**EXERCISE PASSAGE**

--------------------------------------------------

How this fits the other studies

  • Inside Day: The direct mirror. Inside days compress and expand (72.9%); outside days expand and contract (74.3%). Same baseline (~48%), same edge size (~26 pp), same coin-flip direction. Together they describe a daily range that mean-reverts around its own recent volatility — wide days beget narrow ones and vice versa — while keeping direction independent of the compression/expansion signal.
  • Gap Fill Rate: Both studies point to mean reversion at the daily scale. Small ATR-normalized gaps fill 75% of the time; outside-day ranges revert downward 74% of the time. Volatility — whether a gap or a blown-out range — tends to be given back rather than extended.
  • Day Types: An outside day is frequently the bar that ENDS a directional run and ushers in a trading range — the opposite role from the inside day, which often precedes a trend day. The Day Types classifier should see range/reversal sessions cluster after outside bars and trend sessions cluster after inside bars.

Pre-registered verdicts

H14(a) — contraction rate > 70%: PASSED. 74.3% contraction rate (CI95 [72.0%, 76.5%]). All 15 tickers above 69%.
H14(b) — CI95 of difference over baseline is entirely > 0: PASSED. Diff = +25.9 pp, CI95 [+23.5, +28.3 pp] — large and unambiguous. The outside-day reversion is real, not noise.
H14(c) — close-location carry > 52% with CI clear of 50%: FAILED. 48.2% carry (CI95 [45.3%, 51.0%]) over 1,199 decisive bars. Where the outside bar closed does not predict the next day’s close direction. Coin flip.

--------------------------------------------------

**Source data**
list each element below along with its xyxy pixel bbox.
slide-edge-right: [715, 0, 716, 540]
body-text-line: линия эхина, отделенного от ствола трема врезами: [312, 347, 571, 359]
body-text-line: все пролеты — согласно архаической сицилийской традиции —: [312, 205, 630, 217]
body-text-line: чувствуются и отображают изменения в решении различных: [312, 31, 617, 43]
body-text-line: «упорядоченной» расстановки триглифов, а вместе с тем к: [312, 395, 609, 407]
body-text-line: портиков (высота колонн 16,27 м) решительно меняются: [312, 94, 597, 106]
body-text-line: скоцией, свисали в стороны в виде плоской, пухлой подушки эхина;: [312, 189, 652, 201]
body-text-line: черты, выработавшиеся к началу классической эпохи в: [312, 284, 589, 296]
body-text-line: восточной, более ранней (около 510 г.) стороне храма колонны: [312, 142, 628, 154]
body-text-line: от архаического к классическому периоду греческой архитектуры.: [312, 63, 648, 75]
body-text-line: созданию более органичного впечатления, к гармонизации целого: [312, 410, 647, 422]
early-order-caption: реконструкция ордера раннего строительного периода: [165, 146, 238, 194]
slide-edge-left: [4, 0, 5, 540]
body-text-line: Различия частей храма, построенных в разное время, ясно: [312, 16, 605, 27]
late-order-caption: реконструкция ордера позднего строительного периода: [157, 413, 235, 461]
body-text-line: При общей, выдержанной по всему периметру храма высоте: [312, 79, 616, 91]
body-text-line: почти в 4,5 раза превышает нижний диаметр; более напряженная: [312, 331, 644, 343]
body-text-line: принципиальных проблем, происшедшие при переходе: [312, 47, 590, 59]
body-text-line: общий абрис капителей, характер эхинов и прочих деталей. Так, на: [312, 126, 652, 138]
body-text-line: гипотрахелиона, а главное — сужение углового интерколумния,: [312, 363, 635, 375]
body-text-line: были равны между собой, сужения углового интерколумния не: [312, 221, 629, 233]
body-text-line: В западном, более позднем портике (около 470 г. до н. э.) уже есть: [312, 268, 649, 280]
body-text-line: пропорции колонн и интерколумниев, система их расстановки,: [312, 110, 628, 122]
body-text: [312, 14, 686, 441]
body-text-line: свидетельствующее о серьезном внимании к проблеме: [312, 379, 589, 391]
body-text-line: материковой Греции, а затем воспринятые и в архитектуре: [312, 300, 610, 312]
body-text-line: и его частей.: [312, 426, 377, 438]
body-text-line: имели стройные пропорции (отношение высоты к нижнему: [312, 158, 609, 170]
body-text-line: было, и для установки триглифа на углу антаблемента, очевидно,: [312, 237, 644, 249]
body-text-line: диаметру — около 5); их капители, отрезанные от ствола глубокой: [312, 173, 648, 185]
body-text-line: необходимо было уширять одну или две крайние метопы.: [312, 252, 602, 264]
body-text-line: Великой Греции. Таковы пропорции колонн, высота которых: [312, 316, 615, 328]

--------------------------------------------------

**WHAT IS NEEDED**
Please continue the outside-day study from the point where it stops.

**EXPECTED ANSWER**
As with H13(c), the failure is the useful part: it rules out the “strong close = follow through” intuition and confirms the Brooks framing of the outside bar as a two-sided, non-directional event. Compression and expansion both resolve their MAGNITUDE predictably and leave DIRECTION to the next session.

Honest caveats

  • “Contraction” is partly mechanical: an outside bar engulfs the prior range, so it is a large-range bar by construction (1.22 ATR mean), and large bars are followed by smaller ones on average. The point of the study is to QUANTIFY that reversion (0.77×, 74.3%) and to test the direction question — not to claim contraction is surprising.
  • The directional test uses only decisive bars (close in the top or bottom third). A finer test — magnitude of the close location, or conditioning on the prior trend (outside bar after a sell-off vs after a rally) — could still surface a reversal edge this coarse split misses.
  • Universe is the same 15 mega/large-cap US names — all highly liquid. The effect may differ for low-float names where an outside bar can form on a single headline and carry more information.
  • Daily OHLC only. Whether the next-day contraction is tradeable depends on intraday path; an intraday study would refine when the smaller range is established.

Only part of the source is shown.